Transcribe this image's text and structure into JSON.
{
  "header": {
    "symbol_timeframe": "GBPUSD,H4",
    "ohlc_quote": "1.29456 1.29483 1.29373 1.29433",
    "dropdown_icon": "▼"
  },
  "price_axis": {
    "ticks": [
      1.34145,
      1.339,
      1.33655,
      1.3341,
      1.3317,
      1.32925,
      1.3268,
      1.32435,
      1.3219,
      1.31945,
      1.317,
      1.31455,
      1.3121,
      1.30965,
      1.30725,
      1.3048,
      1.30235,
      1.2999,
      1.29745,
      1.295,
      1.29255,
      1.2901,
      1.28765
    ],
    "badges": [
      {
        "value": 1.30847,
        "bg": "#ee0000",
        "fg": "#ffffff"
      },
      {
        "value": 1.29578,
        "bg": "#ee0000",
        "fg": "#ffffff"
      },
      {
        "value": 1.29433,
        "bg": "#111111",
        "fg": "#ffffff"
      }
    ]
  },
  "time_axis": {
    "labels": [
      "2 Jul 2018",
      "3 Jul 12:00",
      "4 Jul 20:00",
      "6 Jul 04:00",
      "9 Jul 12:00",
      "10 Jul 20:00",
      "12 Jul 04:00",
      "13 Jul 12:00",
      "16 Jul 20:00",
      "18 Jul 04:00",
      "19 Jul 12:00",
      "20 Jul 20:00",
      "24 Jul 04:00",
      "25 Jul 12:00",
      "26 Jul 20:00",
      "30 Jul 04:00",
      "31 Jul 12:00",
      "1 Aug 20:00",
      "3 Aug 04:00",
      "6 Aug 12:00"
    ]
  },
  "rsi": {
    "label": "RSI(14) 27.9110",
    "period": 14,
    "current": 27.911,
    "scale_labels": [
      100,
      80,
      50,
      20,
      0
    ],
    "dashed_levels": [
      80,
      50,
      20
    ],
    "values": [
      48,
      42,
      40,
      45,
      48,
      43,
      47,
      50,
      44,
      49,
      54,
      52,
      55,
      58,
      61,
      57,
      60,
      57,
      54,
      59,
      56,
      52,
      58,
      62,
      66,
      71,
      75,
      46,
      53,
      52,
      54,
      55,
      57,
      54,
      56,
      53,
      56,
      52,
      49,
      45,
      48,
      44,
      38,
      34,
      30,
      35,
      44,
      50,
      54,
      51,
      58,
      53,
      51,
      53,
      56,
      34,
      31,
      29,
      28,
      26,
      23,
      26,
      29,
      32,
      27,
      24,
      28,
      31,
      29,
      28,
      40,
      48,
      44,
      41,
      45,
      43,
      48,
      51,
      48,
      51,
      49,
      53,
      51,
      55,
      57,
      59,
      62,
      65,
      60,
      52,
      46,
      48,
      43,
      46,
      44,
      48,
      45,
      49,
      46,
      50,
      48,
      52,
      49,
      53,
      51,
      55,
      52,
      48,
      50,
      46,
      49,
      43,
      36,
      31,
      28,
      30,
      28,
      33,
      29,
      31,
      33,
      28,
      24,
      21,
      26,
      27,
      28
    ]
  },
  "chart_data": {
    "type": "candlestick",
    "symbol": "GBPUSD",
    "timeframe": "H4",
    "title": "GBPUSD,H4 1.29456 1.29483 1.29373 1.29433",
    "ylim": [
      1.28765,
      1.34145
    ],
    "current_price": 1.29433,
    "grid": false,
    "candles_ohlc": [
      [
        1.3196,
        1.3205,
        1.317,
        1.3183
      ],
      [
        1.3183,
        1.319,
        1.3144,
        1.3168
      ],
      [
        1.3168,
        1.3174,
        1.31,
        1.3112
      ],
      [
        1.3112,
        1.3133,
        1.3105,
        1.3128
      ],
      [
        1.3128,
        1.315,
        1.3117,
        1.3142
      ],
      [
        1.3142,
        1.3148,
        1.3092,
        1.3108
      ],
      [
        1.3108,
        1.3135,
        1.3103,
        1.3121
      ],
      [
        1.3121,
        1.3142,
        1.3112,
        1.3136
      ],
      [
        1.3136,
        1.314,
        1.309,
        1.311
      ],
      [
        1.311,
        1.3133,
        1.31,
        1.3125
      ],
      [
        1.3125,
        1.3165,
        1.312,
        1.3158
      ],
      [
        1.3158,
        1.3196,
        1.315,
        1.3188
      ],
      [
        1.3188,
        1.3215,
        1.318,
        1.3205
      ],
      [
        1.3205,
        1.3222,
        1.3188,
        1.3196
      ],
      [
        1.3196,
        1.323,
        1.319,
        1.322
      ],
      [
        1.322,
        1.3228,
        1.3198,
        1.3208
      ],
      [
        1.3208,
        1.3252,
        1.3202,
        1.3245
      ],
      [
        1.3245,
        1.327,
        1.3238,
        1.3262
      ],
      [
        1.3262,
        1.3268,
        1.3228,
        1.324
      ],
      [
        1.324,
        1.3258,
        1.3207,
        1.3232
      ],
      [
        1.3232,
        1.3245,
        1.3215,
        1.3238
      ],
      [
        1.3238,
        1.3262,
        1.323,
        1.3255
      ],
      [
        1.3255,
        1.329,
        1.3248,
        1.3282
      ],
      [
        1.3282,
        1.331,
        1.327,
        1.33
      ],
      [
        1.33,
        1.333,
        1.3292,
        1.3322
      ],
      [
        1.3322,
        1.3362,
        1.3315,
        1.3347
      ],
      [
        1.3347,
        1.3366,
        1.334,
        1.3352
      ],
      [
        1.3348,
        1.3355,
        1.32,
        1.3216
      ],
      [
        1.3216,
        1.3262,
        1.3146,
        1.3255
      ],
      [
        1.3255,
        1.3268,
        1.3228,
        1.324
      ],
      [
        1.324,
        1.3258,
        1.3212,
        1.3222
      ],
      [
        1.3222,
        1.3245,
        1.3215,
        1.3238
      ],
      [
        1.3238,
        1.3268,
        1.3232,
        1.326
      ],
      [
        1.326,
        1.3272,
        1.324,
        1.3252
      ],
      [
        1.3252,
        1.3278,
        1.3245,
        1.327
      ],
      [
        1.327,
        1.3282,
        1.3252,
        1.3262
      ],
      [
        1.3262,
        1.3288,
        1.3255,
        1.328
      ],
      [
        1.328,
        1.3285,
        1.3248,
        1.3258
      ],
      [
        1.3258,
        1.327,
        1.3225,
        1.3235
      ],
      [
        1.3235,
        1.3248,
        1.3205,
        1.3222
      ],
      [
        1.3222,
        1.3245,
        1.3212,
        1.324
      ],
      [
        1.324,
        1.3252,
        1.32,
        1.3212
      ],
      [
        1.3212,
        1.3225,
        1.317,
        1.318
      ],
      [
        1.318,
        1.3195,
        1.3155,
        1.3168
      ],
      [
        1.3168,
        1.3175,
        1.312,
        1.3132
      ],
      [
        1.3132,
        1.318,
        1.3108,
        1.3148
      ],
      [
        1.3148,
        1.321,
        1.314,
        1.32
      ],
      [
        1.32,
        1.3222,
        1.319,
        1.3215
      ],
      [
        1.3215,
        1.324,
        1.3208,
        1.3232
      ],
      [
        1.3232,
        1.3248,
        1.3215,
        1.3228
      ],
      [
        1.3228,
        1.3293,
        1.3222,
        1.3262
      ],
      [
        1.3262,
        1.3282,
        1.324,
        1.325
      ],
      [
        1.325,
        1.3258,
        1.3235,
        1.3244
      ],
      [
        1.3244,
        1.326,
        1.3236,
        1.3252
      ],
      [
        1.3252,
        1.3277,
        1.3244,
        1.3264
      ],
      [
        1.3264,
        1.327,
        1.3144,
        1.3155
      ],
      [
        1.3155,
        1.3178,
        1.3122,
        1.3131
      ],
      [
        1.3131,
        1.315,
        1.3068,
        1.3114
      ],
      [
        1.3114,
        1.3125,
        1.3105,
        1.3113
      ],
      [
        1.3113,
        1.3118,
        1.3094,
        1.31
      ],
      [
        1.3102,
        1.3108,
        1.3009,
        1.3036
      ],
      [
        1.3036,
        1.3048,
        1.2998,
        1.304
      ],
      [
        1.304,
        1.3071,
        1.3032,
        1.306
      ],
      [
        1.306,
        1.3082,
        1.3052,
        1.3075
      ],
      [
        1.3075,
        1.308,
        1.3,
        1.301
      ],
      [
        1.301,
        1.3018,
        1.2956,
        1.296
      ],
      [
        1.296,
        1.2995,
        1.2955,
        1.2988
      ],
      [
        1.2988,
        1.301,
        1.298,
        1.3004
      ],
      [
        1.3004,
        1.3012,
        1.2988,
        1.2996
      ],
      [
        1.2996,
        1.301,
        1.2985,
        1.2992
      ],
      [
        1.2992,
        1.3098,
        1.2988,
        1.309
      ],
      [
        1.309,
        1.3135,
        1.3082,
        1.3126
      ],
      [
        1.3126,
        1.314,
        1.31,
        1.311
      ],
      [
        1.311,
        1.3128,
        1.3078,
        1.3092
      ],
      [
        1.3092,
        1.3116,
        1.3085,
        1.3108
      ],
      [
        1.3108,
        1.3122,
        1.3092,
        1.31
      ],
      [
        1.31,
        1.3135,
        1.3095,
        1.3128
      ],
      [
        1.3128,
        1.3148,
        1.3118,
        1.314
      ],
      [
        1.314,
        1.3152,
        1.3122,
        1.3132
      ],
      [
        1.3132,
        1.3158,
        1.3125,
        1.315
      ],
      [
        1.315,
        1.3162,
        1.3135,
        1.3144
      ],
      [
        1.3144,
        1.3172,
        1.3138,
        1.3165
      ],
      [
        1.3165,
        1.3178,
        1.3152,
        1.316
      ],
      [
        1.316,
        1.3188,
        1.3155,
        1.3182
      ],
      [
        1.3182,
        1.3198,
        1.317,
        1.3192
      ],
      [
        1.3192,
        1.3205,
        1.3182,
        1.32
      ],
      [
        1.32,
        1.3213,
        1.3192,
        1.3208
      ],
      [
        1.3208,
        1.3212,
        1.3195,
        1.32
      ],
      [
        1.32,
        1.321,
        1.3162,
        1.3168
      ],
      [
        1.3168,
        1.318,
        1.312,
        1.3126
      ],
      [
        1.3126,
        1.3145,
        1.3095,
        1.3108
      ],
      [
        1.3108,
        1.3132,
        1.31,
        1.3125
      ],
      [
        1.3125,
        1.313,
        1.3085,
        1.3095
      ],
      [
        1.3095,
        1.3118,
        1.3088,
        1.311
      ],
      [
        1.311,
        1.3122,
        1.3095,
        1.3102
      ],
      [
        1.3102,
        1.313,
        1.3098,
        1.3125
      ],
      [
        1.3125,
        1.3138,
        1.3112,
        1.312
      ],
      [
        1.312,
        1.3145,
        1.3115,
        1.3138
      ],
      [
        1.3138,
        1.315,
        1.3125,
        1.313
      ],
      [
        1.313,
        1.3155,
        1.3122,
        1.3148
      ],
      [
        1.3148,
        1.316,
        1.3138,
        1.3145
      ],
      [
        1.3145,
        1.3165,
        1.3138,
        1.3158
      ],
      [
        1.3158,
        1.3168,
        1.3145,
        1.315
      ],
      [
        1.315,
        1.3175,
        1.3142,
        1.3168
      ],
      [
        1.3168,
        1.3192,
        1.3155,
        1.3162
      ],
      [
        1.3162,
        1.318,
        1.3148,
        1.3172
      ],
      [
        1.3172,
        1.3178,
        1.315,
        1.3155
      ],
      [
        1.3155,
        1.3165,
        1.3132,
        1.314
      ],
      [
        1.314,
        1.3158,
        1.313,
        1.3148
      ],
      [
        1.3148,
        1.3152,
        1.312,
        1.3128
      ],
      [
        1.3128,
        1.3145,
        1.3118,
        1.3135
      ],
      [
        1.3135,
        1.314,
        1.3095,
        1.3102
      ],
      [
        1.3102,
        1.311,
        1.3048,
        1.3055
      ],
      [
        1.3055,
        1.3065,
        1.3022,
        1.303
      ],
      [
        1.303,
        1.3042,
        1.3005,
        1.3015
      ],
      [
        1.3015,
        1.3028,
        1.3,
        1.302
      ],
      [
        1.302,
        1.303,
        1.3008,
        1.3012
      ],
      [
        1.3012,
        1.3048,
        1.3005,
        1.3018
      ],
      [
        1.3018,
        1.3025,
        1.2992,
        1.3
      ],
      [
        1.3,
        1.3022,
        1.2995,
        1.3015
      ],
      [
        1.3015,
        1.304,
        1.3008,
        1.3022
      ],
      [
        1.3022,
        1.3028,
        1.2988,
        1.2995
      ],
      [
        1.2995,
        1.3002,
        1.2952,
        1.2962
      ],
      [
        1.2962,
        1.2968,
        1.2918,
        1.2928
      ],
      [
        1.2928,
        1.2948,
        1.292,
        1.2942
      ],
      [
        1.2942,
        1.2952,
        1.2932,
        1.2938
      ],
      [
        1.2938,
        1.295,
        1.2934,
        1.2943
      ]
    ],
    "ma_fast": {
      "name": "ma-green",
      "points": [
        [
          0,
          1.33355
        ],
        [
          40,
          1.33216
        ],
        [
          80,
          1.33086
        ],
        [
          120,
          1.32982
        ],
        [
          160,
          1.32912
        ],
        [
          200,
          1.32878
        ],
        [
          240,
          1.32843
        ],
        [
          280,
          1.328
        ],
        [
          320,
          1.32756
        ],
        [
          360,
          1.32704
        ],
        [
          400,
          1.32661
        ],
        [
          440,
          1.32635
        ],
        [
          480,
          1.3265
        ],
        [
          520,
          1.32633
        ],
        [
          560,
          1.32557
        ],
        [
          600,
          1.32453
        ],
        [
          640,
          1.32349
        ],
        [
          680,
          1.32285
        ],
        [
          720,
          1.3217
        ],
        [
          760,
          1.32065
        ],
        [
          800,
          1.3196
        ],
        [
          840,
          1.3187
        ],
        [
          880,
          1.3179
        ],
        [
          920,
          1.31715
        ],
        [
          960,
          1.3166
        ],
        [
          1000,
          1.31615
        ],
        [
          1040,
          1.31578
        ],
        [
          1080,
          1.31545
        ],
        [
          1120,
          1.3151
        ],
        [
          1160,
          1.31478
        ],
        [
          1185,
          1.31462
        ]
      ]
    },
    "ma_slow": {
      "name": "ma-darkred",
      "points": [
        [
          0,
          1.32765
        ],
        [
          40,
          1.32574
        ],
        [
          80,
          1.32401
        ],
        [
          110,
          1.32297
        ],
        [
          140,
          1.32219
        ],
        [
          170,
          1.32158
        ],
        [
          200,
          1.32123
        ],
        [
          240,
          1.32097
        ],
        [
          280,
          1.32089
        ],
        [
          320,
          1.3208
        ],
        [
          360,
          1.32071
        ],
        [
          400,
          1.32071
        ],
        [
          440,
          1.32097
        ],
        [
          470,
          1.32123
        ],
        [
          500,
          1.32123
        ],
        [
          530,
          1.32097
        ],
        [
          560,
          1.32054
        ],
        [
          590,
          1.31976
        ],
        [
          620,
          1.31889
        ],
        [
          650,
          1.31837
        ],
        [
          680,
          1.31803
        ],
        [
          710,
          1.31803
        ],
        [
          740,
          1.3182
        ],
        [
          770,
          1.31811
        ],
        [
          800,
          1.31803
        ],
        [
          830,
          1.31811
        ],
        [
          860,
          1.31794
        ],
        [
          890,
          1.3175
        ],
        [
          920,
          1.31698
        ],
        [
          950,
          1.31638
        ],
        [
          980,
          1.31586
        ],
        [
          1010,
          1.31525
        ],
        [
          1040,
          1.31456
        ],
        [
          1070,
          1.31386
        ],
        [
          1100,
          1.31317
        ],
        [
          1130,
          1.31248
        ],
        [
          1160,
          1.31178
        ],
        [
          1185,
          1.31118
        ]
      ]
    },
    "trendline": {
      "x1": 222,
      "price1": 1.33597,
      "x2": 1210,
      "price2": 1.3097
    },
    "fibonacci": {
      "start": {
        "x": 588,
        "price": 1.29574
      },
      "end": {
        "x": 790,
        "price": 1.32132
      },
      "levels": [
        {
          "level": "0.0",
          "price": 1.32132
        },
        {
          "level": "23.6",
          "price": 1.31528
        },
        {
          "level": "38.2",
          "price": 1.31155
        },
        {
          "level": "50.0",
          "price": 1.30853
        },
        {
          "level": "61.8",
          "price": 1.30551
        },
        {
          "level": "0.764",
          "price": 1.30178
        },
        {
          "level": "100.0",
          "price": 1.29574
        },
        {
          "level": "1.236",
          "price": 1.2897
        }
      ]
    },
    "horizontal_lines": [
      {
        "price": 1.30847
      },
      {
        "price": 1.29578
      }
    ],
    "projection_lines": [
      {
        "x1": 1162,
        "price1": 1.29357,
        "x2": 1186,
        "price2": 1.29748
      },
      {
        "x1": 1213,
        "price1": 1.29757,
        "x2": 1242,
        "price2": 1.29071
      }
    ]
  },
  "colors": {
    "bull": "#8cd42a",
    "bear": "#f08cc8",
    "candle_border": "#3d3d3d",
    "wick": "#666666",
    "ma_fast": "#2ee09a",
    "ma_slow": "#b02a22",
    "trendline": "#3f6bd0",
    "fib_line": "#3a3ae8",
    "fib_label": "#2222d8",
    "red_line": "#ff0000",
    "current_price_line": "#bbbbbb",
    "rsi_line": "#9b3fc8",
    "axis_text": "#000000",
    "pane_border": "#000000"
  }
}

+---+

■ **JOB**
Go through the data and gather every line that holds "GBPUSD".

■ **SOLUTION**
    "symbol_timeframe": "GBPUSD,H4",
    "symbol": "GBPUSD",
    "title": "GBPUSD,H4 1.29456 1.29483 1.29373 1.29433",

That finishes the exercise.